▶ [WORK INSTRUCTIONS] Could you set out every line of the entries below as a JSON list of strings, with one string per line and blank lines omitted?

▶ [GIVEN DATA]

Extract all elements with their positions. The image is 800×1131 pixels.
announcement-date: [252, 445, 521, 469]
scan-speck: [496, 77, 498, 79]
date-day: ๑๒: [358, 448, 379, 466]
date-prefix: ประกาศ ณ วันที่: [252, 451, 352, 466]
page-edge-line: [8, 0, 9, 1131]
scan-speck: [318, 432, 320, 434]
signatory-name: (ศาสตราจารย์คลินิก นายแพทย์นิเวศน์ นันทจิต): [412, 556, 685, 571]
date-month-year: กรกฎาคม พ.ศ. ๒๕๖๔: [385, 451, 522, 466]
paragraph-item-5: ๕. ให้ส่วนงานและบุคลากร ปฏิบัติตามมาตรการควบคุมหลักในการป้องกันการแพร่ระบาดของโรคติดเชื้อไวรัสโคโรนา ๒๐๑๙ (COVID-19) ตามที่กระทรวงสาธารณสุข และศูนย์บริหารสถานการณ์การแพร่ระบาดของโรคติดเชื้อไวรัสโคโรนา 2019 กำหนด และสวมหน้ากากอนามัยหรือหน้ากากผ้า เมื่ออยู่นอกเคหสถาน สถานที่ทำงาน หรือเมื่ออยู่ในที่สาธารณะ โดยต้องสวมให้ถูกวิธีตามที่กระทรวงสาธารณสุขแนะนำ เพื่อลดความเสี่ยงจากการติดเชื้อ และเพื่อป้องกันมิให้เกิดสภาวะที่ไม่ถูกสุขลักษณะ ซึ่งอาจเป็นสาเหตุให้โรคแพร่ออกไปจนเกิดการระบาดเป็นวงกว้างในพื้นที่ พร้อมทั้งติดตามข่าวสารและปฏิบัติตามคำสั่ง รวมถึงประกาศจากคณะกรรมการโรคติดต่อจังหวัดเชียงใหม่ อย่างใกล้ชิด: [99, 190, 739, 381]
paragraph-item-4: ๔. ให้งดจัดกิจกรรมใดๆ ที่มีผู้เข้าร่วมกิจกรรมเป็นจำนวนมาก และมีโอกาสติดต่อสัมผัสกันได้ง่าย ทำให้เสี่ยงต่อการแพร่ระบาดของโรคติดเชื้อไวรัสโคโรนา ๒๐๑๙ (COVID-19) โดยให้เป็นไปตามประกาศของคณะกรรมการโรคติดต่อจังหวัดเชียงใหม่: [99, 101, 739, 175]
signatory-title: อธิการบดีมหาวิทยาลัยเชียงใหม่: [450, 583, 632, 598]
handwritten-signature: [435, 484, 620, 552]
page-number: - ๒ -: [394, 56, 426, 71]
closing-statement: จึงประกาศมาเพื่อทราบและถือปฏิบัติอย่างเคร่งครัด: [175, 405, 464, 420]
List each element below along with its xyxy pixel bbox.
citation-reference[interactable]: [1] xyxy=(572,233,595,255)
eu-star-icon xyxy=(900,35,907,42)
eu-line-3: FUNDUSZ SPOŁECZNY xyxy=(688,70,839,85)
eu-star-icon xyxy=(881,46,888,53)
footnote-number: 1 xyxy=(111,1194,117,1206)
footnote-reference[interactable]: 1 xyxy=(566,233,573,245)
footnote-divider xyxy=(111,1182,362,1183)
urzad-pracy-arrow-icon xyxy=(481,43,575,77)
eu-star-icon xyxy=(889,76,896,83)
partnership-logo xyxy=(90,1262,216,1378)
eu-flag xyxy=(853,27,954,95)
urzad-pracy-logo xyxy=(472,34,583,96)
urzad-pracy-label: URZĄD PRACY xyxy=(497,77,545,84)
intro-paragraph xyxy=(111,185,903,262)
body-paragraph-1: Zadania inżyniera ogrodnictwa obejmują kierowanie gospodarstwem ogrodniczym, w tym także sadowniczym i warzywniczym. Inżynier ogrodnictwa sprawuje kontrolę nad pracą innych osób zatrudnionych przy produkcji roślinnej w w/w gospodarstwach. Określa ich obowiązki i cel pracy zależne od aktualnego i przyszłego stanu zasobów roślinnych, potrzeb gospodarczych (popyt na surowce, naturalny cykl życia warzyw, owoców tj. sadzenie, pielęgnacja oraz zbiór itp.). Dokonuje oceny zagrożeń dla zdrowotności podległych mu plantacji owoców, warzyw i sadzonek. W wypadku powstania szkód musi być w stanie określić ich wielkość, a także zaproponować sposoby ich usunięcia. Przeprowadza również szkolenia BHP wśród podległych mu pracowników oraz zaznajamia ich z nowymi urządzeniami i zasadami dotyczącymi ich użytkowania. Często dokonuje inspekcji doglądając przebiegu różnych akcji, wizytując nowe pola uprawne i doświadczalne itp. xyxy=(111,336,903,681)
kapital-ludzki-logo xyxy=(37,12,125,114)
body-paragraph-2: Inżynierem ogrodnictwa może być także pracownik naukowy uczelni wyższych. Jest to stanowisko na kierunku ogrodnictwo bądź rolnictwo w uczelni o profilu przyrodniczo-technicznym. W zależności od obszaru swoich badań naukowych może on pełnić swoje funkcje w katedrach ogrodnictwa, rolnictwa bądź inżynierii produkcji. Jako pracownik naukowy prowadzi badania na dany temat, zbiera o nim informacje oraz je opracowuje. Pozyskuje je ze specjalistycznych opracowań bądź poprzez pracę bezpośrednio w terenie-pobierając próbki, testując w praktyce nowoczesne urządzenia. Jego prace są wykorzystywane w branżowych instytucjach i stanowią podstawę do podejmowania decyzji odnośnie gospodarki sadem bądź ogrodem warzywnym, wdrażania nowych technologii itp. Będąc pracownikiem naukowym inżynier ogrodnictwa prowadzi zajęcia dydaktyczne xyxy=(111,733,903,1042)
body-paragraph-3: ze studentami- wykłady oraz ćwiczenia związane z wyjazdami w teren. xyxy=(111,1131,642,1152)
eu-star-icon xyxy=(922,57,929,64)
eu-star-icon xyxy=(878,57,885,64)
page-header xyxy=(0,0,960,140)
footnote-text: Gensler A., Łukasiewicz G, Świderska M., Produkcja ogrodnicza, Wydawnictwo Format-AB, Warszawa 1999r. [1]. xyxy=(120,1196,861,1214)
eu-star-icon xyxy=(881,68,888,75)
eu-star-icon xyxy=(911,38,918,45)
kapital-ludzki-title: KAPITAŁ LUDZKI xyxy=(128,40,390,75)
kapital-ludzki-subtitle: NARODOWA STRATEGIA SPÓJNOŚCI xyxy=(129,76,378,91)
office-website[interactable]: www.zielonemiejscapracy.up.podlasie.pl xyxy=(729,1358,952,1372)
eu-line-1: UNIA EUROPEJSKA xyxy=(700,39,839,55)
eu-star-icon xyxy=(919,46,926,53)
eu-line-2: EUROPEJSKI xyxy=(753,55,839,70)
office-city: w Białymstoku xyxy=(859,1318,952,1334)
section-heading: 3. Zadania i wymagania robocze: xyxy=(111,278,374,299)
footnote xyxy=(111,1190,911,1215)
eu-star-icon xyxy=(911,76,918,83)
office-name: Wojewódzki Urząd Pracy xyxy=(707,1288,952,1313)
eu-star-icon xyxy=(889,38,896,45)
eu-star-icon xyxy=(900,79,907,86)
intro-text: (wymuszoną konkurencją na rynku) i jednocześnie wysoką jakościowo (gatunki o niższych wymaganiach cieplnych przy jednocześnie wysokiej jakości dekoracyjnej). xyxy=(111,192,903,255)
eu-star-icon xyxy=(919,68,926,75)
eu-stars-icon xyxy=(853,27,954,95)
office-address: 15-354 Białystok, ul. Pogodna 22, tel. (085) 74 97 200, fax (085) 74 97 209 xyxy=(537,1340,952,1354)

▶ [WRITTEN REPLY]
[
  "Extract all elements with their positions. The image is 800×1131 pixels.",
  "announcement-date: [252, 445, 521, 469]",
  "scan-speck: [496, 77, 498, 79]",
  "date-day: ๑๒: [358, 448, 379, 466]",
  "date-prefix: ประกาศ ณ วันที่: [252, 451, 352, 466]",
  "page-edge-line: [8, 0, 9, 1131]",
  "scan-speck: [318, 432, 320, 434]",
  "signatory-name: (ศาสตราจารย์คลินิก นายแพทย์นิเวศน์ นันทจิต): [412, 556, 685, 571]",
  "date-month-year: กรกฎาคม พ.ศ. ๒๕๖๔: [385, 451, 522, 466]",
  "paragraph-item-5: ๕. ให้ส่วนงานและบุคลากร ปฏิบัติตามมาตรการควบคุมหลักในการป้องกันการแพร่ระบาดของโรคติดเชื้อไวรัสโคโรนา ๒๐๑๙ (COVID-19) ตามที่กระทรวงสาธารณสุข และศูนย์บริหารสถานการณ์การแพร่ระบาดของโรคติดเชื้อไวรัสโคโรนา 2019 กำหนด และสวมหน้ากากอนามัยหรือหน้ากากผ้า เมื่ออยู่นอกเคหสถาน สถานที่ทำงาน หรือเมื่ออยู่ในที่สาธารณะ โดยต้องสวมให้ถูกวิธีตามที่กระทรวงสาธารณสุขแนะนำ เพื่อลดความเสี่ยงจากการติดเชื้อ และเพื่อป้องกันมิให้เกิดสภาวะที่ไม่ถูกสุขลักษณะ ซึ่งอาจเป็นสาเหตุให้โรคแพร่ออกไปจนเกิดการระบาดเป็นวงกว้างในพื้นที่ พร้อมทั้งติดตามข่าวสารและปฏิบัติตามคำสั่ง รวมถึงประกาศจากคณะกรรมการโรคติดต่อจังหวัดเชียงใหม่ อย่างใกล้ชิด: [99, 190, 739, 381]",
  "paragraph-item-4: ๔. ให้งดจัดกิจกรรมใดๆ ที่มีผู้เข้าร่วมกิจกรรมเป็นจำนวนมาก และมีโอกาสติดต่อสัมผัสกันได้ง่าย ทำให้เสี่ยงต่อการแพร่ระบาดของโรคติดเชื้อไวรัสโคโรนา ๒๐๑๙ (COVID-19) โดยให้เป็นไปตามประกาศของคณะกรรมการโรคติดต่อจังหวัดเชียงใหม่: [99, 101, 739, 175]",
  "signatory-title: อธิการบดีมหาวิทยาลัยเชียงใหม่: [450, 583, 632, 598]",
  "handwritten-signature: [435, 484, 620, 552]",
  "page-number: - ๒ -: [394, 56, 426, 71]",
  "closing-statement: จึงประกาศมาเพื่อทราบและถือปฏิบัติอย่างเคร่งครัด: [175, 405, 464, 420]",
  "List each element below along with its xyxy pixel bbox.",
  "citation-reference[interactable]: [1] xyxy=(572,233,595,255)",
  "eu-star-icon xyxy=(900,35,907,42)",
  "eu-line-3: FUNDUSZ SPOŁECZNY xyxy=(688,70,839,85)",
  "eu-star-icon xyxy=(881,46,888,53)",
  "footnote-number: 1 xyxy=(111,1194,117,1206)",
  "footnote-reference[interactable]: 1 xyxy=(566,233,573,245)",
  "footnote-divider xyxy=(111,1182,362,1183)",
  "urzad-pracy-arrow-icon xyxy=(481,43,575,77)",
  "eu-star-icon xyxy=(889,76,896,83)",
  "partnership-logo xyxy=(90,1262,216,1378)",
  "eu-flag xyxy=(853,27,954,95)",
  "urzad-pracy-logo xyxy=(472,34,583,96)",
  "urzad-pracy-label: URZĄD PRACY xyxy=(497,77,545,84)",
  "intro-paragraph xyxy=(111,185,903,262)",
  "body-paragraph-1: Zadania inżyniera ogrodnictwa obejmują kierowanie gospodarstwem ogrodniczym, w tym także sadowniczym i warzywniczym. Inżynier ogrodnictwa sprawuje kontrolę nad pracą innych osób zatrudnionych przy produkcji roślinnej w w/w gospodarstwach. Określa ich obowiązki i cel pracy zależne od aktualnego i przyszłego stanu zasobów roślinnych, potrzeb gospodarczych (popyt na surowce, naturalny cykl życia warzyw, owoców tj. sadzenie, pielęgnacja oraz zbiór itp.). Dokonuje oceny zagrożeń dla zdrowotności podległych mu plantacji owoców, warzyw i sadzonek. W wypadku powstania szkód musi być w stanie określić ich wielkość, a także zaproponować sposoby ich usunięcia. Przeprowadza również szkolenia BHP wśród podległych mu pracowników oraz zaznajamia ich z nowymi urządzeniami i zasadami dotyczącymi ich użytkowania. Często dokonuje inspekcji doglądając przebiegu różnych akcji, wizytując nowe pola uprawne i doświadczalne itp. xyxy=(111,336,903,681)",
  "kapital-ludzki-logo xyxy=(37,12,125,114)",
  "body-paragraph-2: Inżynierem ogrodnictwa może być także pracownik naukowy uczelni wyższych. Jest to stanowisko na kierunku ogrodnictwo bądź rolnictwo w uczelni o profilu przyrodniczo-technicznym. W zależności od obszaru swoich badań naukowych może on pełnić swoje funkcje w katedrach ogrodnictwa, rolnictwa bądź inżynierii produkcji. Jako pracownik naukowy prowadzi badania na dany temat, zbiera o nim informacje oraz je opracowuje. Pozyskuje je ze specjalistycznych opracowań bądź poprzez pracę bezpośrednio w terenie-pobierając próbki, testując w praktyce nowoczesne urządzenia. Jego prace są wykorzystywane w branżowych instytucjach i stanowią podstawę do podejmowania decyzji odnośnie gospodarki sadem bądź ogrodem warzywnym, wdrażania nowych technologii itp. Będąc pracownikiem naukowym inżynier ogrodnictwa prowadzi zajęcia dydaktyczne xyxy=(111,733,903,1042)",
  "body-paragraph-3: ze studentami- wykłady oraz ćwiczenia związane z wyjazdami w teren. xyxy=(111,1131,642,1152)",
  "eu-star-icon xyxy=(922,57,929,64)",
  "eu-star-icon xyxy=(878,57,885,64)",
  "page-header xyxy=(0,0,960,140)",
  "footnote-text: Gensler A., Łukasiewicz G, Świderska M., Produkcja ogrodnicza, Wydawnictwo Format-AB, Warszawa 1999r. [1]. xyxy=(120,1196,861,1214)",
  "eu-star-icon xyxy=(881,68,888,75)",
  "eu-star-icon xyxy=(911,38,918,45)",
  "kapital-ludzki-title: KAPITAŁ LUDZKI xyxy=(128,40,390,75)",
  "kapital-ludzki-subtitle: NARODOWA STRATEGIA SPÓJNOŚCI xyxy=(129,76,378,91)",
  "office-website[interactable]: www.zielonemiejscapracy.up.podlasie.pl xyxy=(729,1358,952,1372)",
  "eu-line-1: UNIA EUROPEJSKA xyxy=(700,39,839,55)",
  "eu-star-icon xyxy=(919,46,926,53)",
  "eu-line-2: EUROPEJSKI xyxy=(753,55,839,70)",
  "office-city: w Białymstoku xyxy=(859,1318,952,1334)",
  "section-heading: 3. Zadania i wymagania robocze: xyxy=(111,278,374,299)",
  "footnote xyxy=(111,1190,911,1215)",
  "eu-star-icon xyxy=(911,76,918,83)",
  "office-name: Wojewódzki Urząd Pracy xyxy=(707,1288,952,1313)",
  "eu-star-icon xyxy=(889,38,896,45)",
  "eu-star-icon xyxy=(900,79,907,86)",
  "intro-text: (wymuszoną konkurencją na rynku) i jednocześnie wysoką jakościowo (gatunki o niższych wymaganiach cieplnych przy jednocześnie wysokiej jakości dekoracyjnej). xyxy=(111,192,903,255)",
  "eu-star-icon xyxy=(919,68,926,75)",
  "eu-stars-icon xyxy=(853,27,954,95)",
  "office-address: 15-354 Białystok, ul. Pogodna 22, tel. (085) 74 97 200, fax (085) 74 97 209 xyxy=(537,1340,952,1354)"
]